THE TASK
Every line holding the string "della" should be gathered.

Extracted data entries
▬▬▬▬▬▬

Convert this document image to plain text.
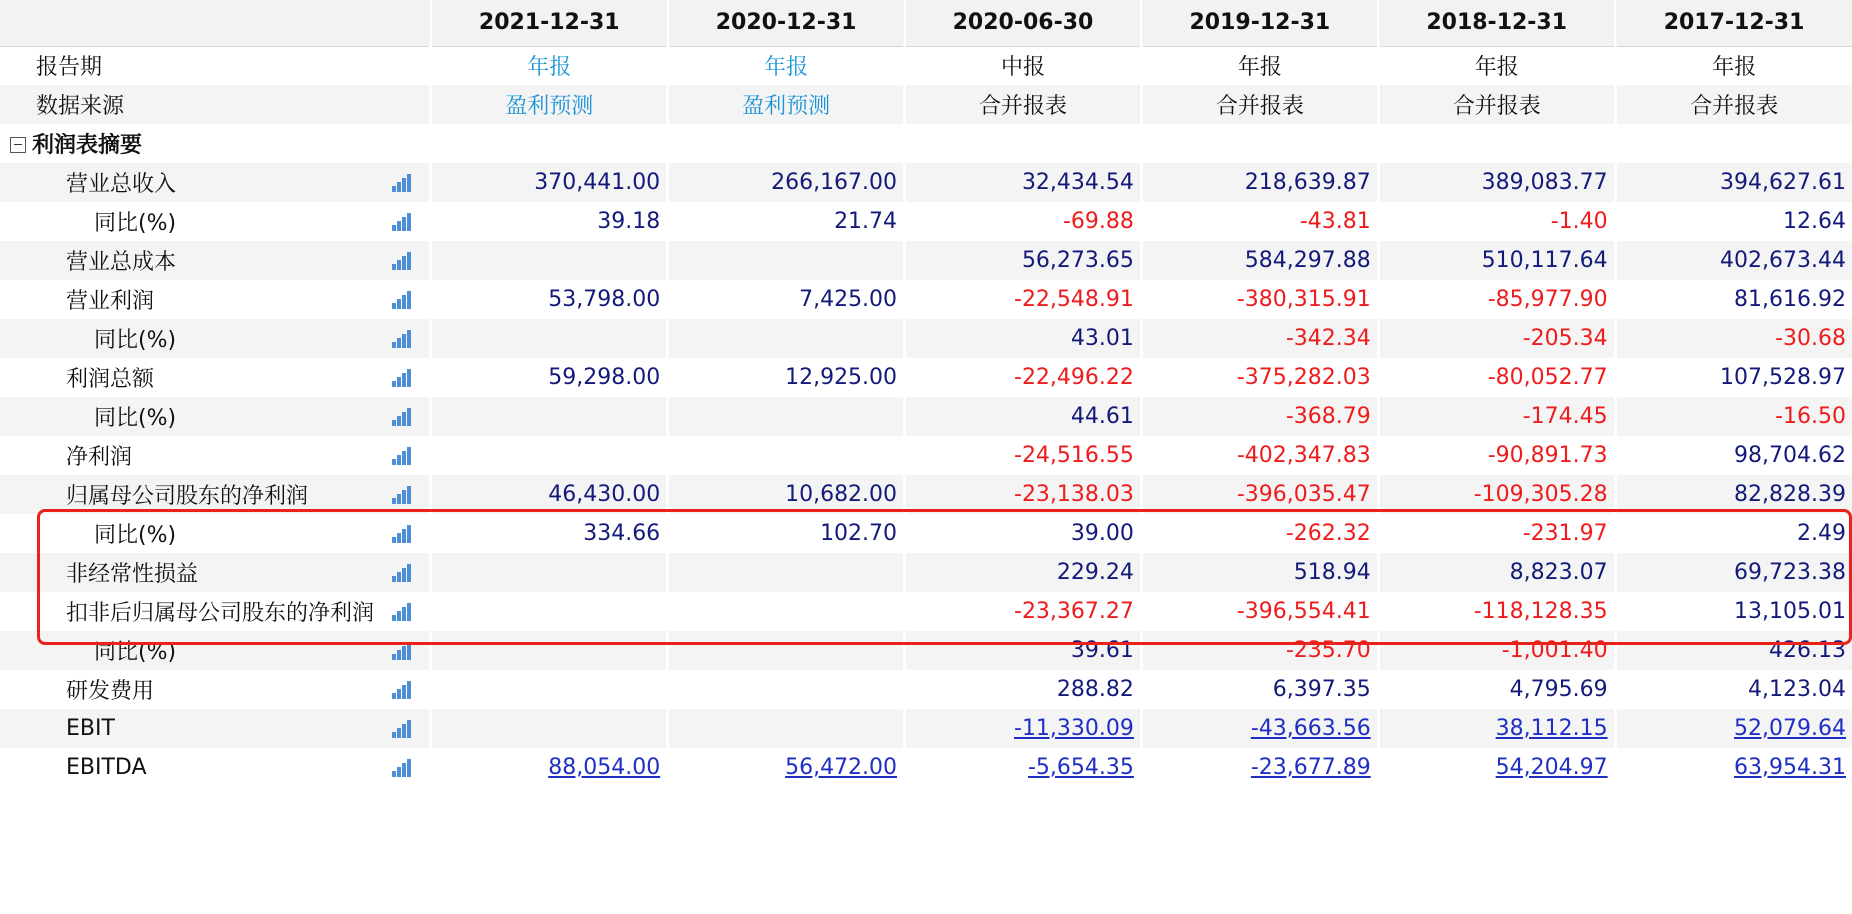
		2021-12-31	2020-12-31	2020-06-30	2019-12-31	2018-12-31	2017-12-31
报告期		年报	年报	中报	年报	年报	年报
数据来源		盈利预测	盈利预测	合并报表	合并报表	合并报表	合并报表
利润表摘要							
营业总收入		370,441.00	266,167.00	32,434.54	218,639.87	389,083.77	394,627.61
同比(%)		39.18	21.74	-69.88	-43.81	-1.40	12.64
营业总成本				56,273.65	584,297.88	510,117.64	402,673.44
营业利润		53,798.00	7,425.00	-22,548.91	-380,315.91	-85,977.90	81,616.92
同比(%)				43.01	-342.34	-205.34	-30.68
利润总额		59,298.00	12,925.00	-22,496.22	-375,282.03	-80,052.77	107,528.97
同比(%)				44.61	-368.79	-174.45	-16.50
净利润				-24,516.55	-402,347.83	-90,891.73	98,704.62
归属母公司股东的净利润		46,430.00	10,682.00	-23,138.03	-396,035.47	-109,305.28	82,828.39
同比(%)		334.66	102.70	39.00	-262.32	-231.97	2.49
非经常性损益				229.24	518.94	8,823.07	69,723.38
扣非后归属母公司股东的净利润				-23,367.27	-396,554.41	-118,128.35	13,105.01
同比(%)				39.61	-235.70	-1,001.40	426.13
研发费用				288.82	6,397.35	4,795.69	4,123.04
EBIT				-11,330.09	-43,663.56	38,112.15	52,079.64
EBITDA		88,054.00	56,472.00	-5,654.35	-23,677.89	54,204.97	63,954.31
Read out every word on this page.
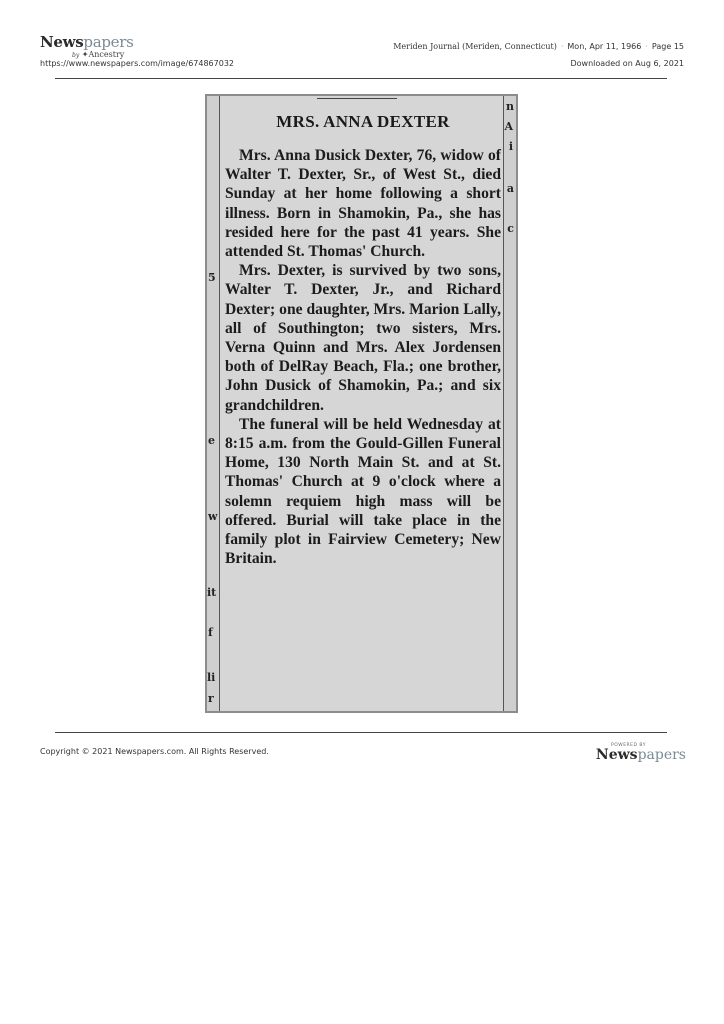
Newspapers
by ✦Ancestry
https://www.newspapers.com/image/674867032
Meriden Journal (Meriden, Connecticut) · Mon, Apr 11, 1966 · Page 15
Downloaded on Aug 6, 2021
n
A
i
a
c
5
e
w
it
f
li
r
MRS. ANNA DEXTER

Mrs. Anna Dusick Dexter, 76, widow of Walter T. Dexter, Sr., of West St., died Sunday at her home following a short illness. Born in Shamokin, Pa., she has resided here for the past 41 years. She attended St. Thomas' Church.

Mrs. Dexter, is survived by two sons, Walter T. Dexter, Jr., and Richard Dexter; one daughter, Mrs. Marion Lally, all of Southington; two sisters, Mrs. Verna Quinn and Mrs. Alex Jordensen both of DelRay Beach, Fla.; one brother, John Dusick of Shamokin, Pa.; and six grandchildren.

The funeral will be held Wednesday at 8:15 a.m. from the Gould-Gillen Funeral Home, 130 North Main St. and at St. Thomas' Church at 9 o'clock where a solemn requiem high mass will be offered. Burial will take place in the family plot in Fairview Cemetery; New Britain.

Copyright © 2021 Newspapers.com. All Rights Reserved.
POWERED BY
Newspapers
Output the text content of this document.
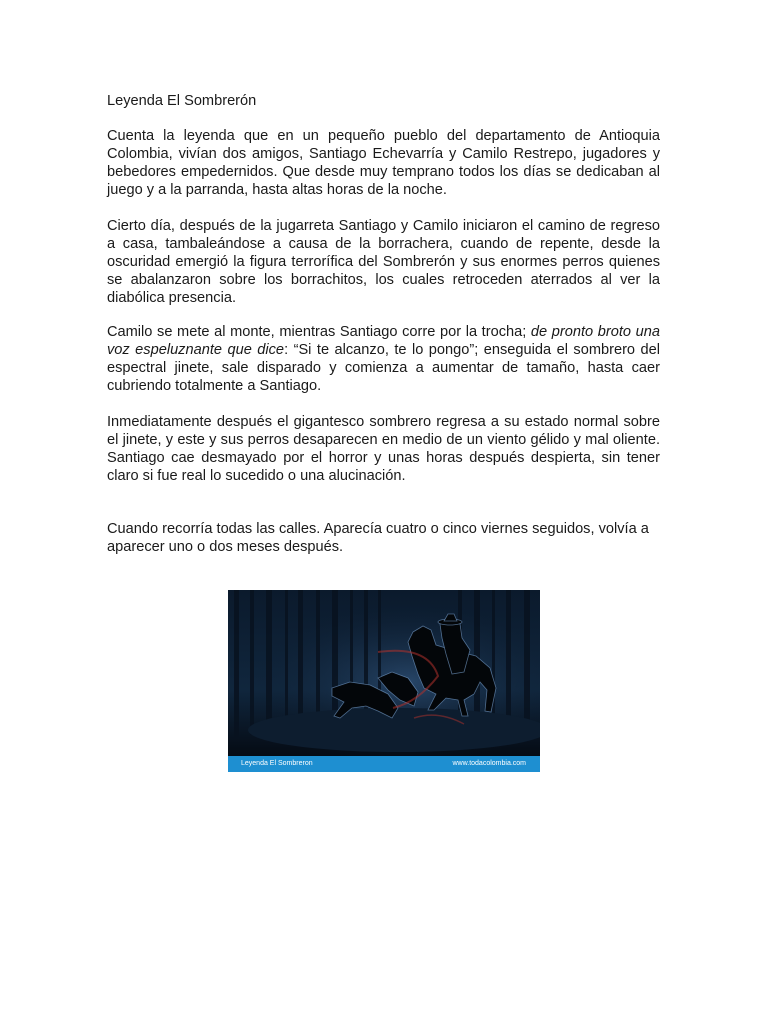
Leyenda El Sombrerón

Cuenta la leyenda que en un pequeño pueblo del departamento de Antioquia Colombia, vivían dos amigos, Santiago Echevarría y Camilo Restrepo, jugadores y bebedores empedernidos. Que desde muy temprano todos los días se dedicaban al juego y a la parranda, hasta altas horas de la noche.

Cierto día, después de la jugarreta Santiago y Camilo iniciaron el camino de regreso a casa, tambaleándose a causa de la borrachera, cuando de repente, desde la oscuridad emergió la figura terrorífica del Sombrerón y sus enormes perros quienes se abalanzaron sobre los borrachitos, los cuales retroceden aterrados al ver la diabólica presencia.

Camilo se mete al monte, mientras Santiago corre por la trocha; de pronto broto una voz espeluznante que dice: “Si te alcanzo, te lo pongo”; enseguida el sombrero del espectral jinete, sale disparado y comienza a aumentar de tamaño, hasta caer cubriendo totalmente a Santiago.

Inmediatamente después el gigantesco sombrero regresa a su estado normal sobre el jinete, y este y sus perros desaparecen en medio de un viento gélido y mal oliente. Santiago cae desmayado por el horror y unas horas después despierta, sin tener claro si fue real lo sucedido o una alucinación.

Cuando recorría todas las calles. Aparecía cuatro o cinco viernes seguidos, volvía a aparecer uno o dos meses después.

Leyenda El Sombreron	www.todacolombia.com
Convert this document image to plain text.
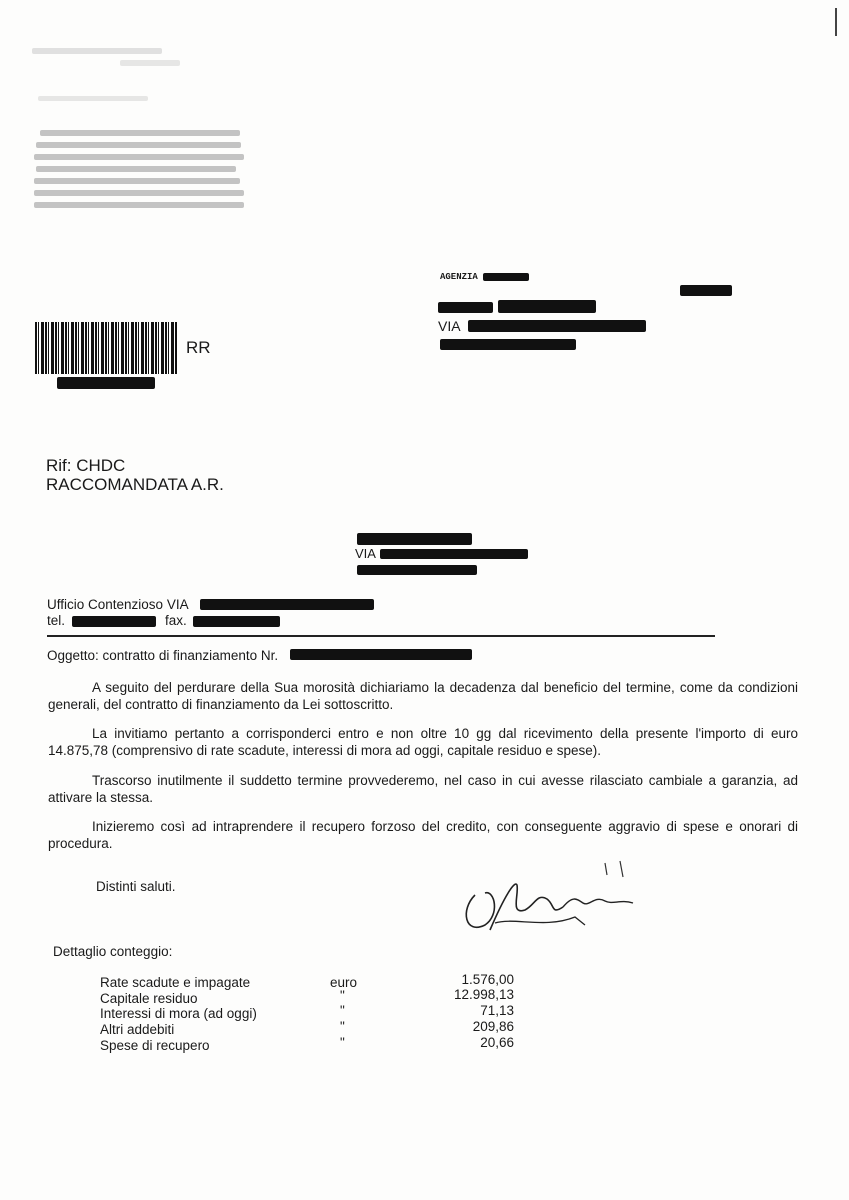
AGENZIA
VIA
RR
Rif: CHDC
RACCOMANDATA A.R.
VIA
Ufficio Contenzioso VIA
tel.	fax.
Oggetto: contratto di finanziamento Nr.
A seguito del perdurare della Sua morosità dichiariamo la decadenza dal beneficio del termine, come da condizioni generali, del contratto di finanziamento da Lei sottoscritto.
La invitiamo pertanto a corrisponderci entro e non oltre 10 gg dal ricevimento della presente l'importo di euro 14.875,78 (comprensivo di rate scadute, interessi di mora ad oggi, capitale residuo e spese).
Trascorso inutilmente il suddetto termine provvederemo, nel caso in cui avesse rilasciato cambiale a garanzia, ad attivare la stessa.
Inizieremo così ad intraprendere il recupero forzoso del credito, con conseguente aggravio di spese e onorari di procedura.
Distinti saluti.
Dettaglio conteggio:
Rate scadute e impagate	euro	1.576,00
Capitale residuo	"	12.998,13
Interessi di mora (ad oggi)	"	71,13
Altri addebiti	"	209,86
Spese di recupero	"	20,66
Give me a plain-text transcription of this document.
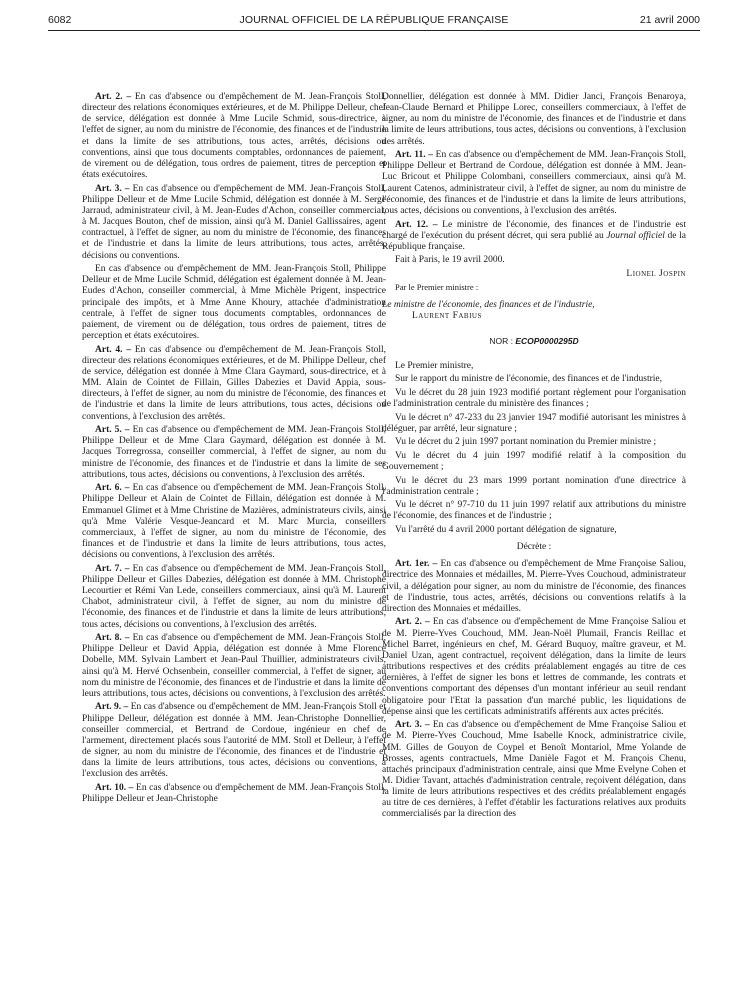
6082	JOURNAL OFFICIEL DE LA RÉPUBLIQUE FRANÇAISE	21 avril 2000

Art. 2. – En cas d'absence ou d'empêchement de M. Jean-François Stoll, directeur des relations économiques extérieures, et de M. Philippe Delleur, chef de service, délégation est donnée à Mme Lucile Schmid, sous-directrice, à l'effet de signer, au nom du ministre de l'économie, des finances et de l'industrie et dans la limite de ses attributions, tous actes, arrêtés, décisions ou conventions, ainsi que tous documents comptables, ordonnances de paiement, de virement ou de délégation, tous ordres de paiement, titres de perception et états exécutoires.

Art. 3. – En cas d'absence ou d'empêchement de MM. Jean-François Stoll, Philippe Delleur et de Mme Lucile Schmid, délégation est donnée à M. Serge Jarraud, administrateur civil, à M. Jean-Eudes d'Achon, conseiller commercial, à M. Jacques Bouton, chef de mission, ainsi qu'à M. Daniel Gallissaires, agent contractuel, à l'effet de signer, au nom du ministre de l'économie, des finances et de l'industrie et dans la limite de leurs attributions, tous actes, arrêtés, décisions ou conventions.

En cas d'absence ou d'empêchement de MM. Jean-François Stoll, Philippe Delleur et de Mme Lucile Schmid, délégation est également donnée à M. Jean-Eudes d'Achon, conseiller commercial, à Mme Michèle Prigent, inspectrice principale des impôts, et à Mme Anne Khoury, attachée d'administration centrale, à l'effet de signer tous documents comptables, ordonnances de paiement, de virement ou de délégation, tous ordres de paiement, titres de perception et états exécutoires.

Art. 4. – En cas d'absence ou d'empêchement de M. Jean-François Stoll, directeur des relations économiques extérieures, et de M. Philippe Delleur, chef de service, délégation est donnée à Mme Clara Gaymard, sous-directrice, et à MM. Alain de Cointet de Fillain, Gilles Dabezies et David Appia, sous-directeurs, à l'effet de signer, au nom du ministre de l'économie, des finances et de l'industrie et dans la limite de leurs attributions, tous actes, décisions ou conventions, à l'exclusion des arrêtés.

Art. 5. – En cas d'absence ou d'empêchement de MM. Jean-François Stoll, Philippe Delleur et de Mme Clara Gaymard, délégation est donnée à M. Jacques Torregrossa, conseiller commercial, à l'effet de signer, au nom du ministre de l'économie, des finances et de l'industrie et dans la limite de ses attributions, tous actes, décisions ou conventions, à l'exclusion des arrêtés.

Art. 6. – En cas d'absence ou d'empêchement de MM. Jean-François Stoll, Philippe Delleur et Alain de Cointet de Fillain, délégation est donnée à M. Emmanuel Glimet et à Mme Christine de Mazières, administrateurs civils, ainsi qu'à Mme Valérie Vesque-Jeancard et M. Marc Murcia, conseillers commerciaux, à l'effet de signer, au nom du ministre de l'économie, des finances et de l'industrie et dans la limite de leurs attributions, tous actes, décisions ou conventions, à l'exclusion des arrêtés.

Art. 7. – En cas d'absence ou d'empêchement de MM. Jean-François Stoll, Philippe Delleur et Gilles Dabezies, délégation est donnée à MM. Christophe Lecourtier et Rémi Van Lede, conseillers commerciaux, ainsi qu'à M. Laurent Chabot, administrateur civil, à l'effet de signer, au nom du ministre de l'économie, des finances et de l'industrie et dans la limite de leurs attributions, tous actes, décisions ou conventions, à l'exclusion des arrêtés.

Art. 8. – En cas d'absence ou d'empêchement de MM. Jean-François Stoll, Philippe Delleur et David Appia, délégation est donnée à Mme Florence Dobelle, MM. Sylvain Lambert et Jean-Paul Thuillier, administrateurs civils, ainsi qu'à M. Hervé Ochsenbein, conseiller commercial, à l'effet de signer, au nom du ministre de l'économie, des finances et de l'industrie et dans la limite de leurs attributions, tous actes, décisions ou conventions, à l'exclusion des arrêtés.

Art. 9. – En cas d'absence ou d'empêchement de MM. Jean-François Stoll et Philippe Delleur, délégation est donnée à MM. Jean-Christophe Donnellier, conseiller commercial, et Bertrand de Cordoue, ingénieur en chef de l'armement, directement placés sous l'autorité de MM. Stoll et Delleur, à l'effet de signer, au nom du ministre de l'économie, des finances et de l'industrie et dans la limite de leurs attributions, tous actes, décisions ou conventions, à l'exclusion des arrêtés.

Art. 10. – En cas d'absence ou d'empêchement de MM. Jean-François Stoll, Philippe Delleur et Jean-Christophe

Donnellier, délégation est donnée à MM. Didier Janci, François Benaroya, Jean-Claude Bernard et Philippe Lorec, conseillers commerciaux, à l'effet de signer, au nom du ministre de l'économie, des finances et de l'industrie et dans la limite de leurs attributions, tous actes, décisions ou conventions, à l'exclusion des arrêtés.

Art. 11. – En cas d'absence ou d'empêchement de MM. Jean-François Stoll, Philippe Delleur et Bertrand de Cordoue, délégation est donnée à MM. Jean-Luc Bricout et Philippe Colombani, conseillers commerciaux, ainsi qu'à M. Laurent Catenos, administrateur civil, à l'effet de signer, au nom du ministre de l'économie, des finances et de l'industrie et dans la limite de leurs attributions, tous actes, décisions ou conventions, à l'exclusion des arrêtés.

Art. 12. – Le ministre de l'économie, des finances et de l'industrie est chargé de l'exécution du présent décret, qui sera publié au Journal officiel de la République française.

Fait à Paris, le 19 avril 2000.

Lionel Jospin

Par le Premier ministre :

Le ministre de l'économie, des finances et de l'industrie,
Laurent Fabius
NOR : ECOP0000295D

Le Premier ministre,

Sur le rapport du ministre de l'économie, des finances et de l'industrie,

Vu le décret du 28 juin 1923 modifié portant règlement pour l'organisation de l'administration centrale du ministère des finances ;

Vu le décret n° 47-233 du 23 janvier 1947 modifié autorisant les ministres à déléguer, par arrêté, leur signature ;

Vu le décret du 2 juin 1997 portant nomination du Premier ministre ;

Vu le décret du 4 juin 1997 modifié relatif à la composition du Gouvernement ;

Vu le décret du 23 mars 1999 portant nomination d'une directrice à l'administration centrale ;

Vu le décret n° 97-710 du 11 juin 1997 relatif aux attributions du ministre de l'économie, des finances et de l'industrie ;

Vu l'arrêté du 4 avril 2000 portant délégation de signature,

Décrète :

Art. 1er. – En cas d'absence ou d'empêchement de Mme Françoise Saliou, directrice des Monnaies et médailles, M. Pierre-Yves Couchoud, administrateur civil, a délégation pour signer, au nom du ministre de l'économie, des finances et de l'industrie, tous actes, arrêtés, décisions ou conventions relatifs à la direction des Monnaies et médailles.

Art. 2. – En cas d'absence ou d'empêchement de Mme Françoise Saliou et de M. Pierre-Yves Couchoud, MM. Jean-Noël Plumail, Francis Reillac et Michel Barret, ingénieurs en chef, M. Gérard Buquoy, maître graveur, et M. Daniel Uzan, agent contractuel, reçoivent délégation, dans la limite de leurs attributions respectives et des crédits préalablement engagés au titre de ces dernières, à l'effet de signer les bons et lettres de commande, les contrats et conventions comportant des dépenses d'un montant inférieur au seuil rendant obligatoire pour l'Etat la passation d'un marché public, les liquidations de dépense ainsi que les certificats administratifs afférents aux actes précités.

Art. 3. – En cas d'absence ou d'empêchement de Mme Françoise Saliou et de M. Pierre-Yves Couchoud, Mme Isabelle Knock, administratrice civile, MM. Gilles de Gouyon de Coypel et Benoît Montariol, Mme Yolande de Brosses, agents contractuels, Mme Danièle Fagot et M. François Chenu, attachés principaux d'administration centrale, ainsi que Mme Evelyne Cohen et M. Didier Tavant, attachés d'administration centrale, reçoivent délégation, dans la limite de leurs attributions respectives et des crédits préalablement engagés au titre de ces dernières, à l'effet d'établir les facturations relatives aux produits commercialisés par la direction des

▬▬▬▬▬▬

TASK ANSWER
A seguito del perdurare della Sua morosità dichiariamo la decadenza dal beneficio del termine, come da condizioni generali, del contratto di finanziamento da Lei sottoscritto.
La invitiamo pertanto a corrisponderci entro e non oltre 10 gg dal ricevimento della presente l'importo di euro 14.875,78 (comprensivo di rate scadute, interessi di mora ad oggi, capitale residuo e spese).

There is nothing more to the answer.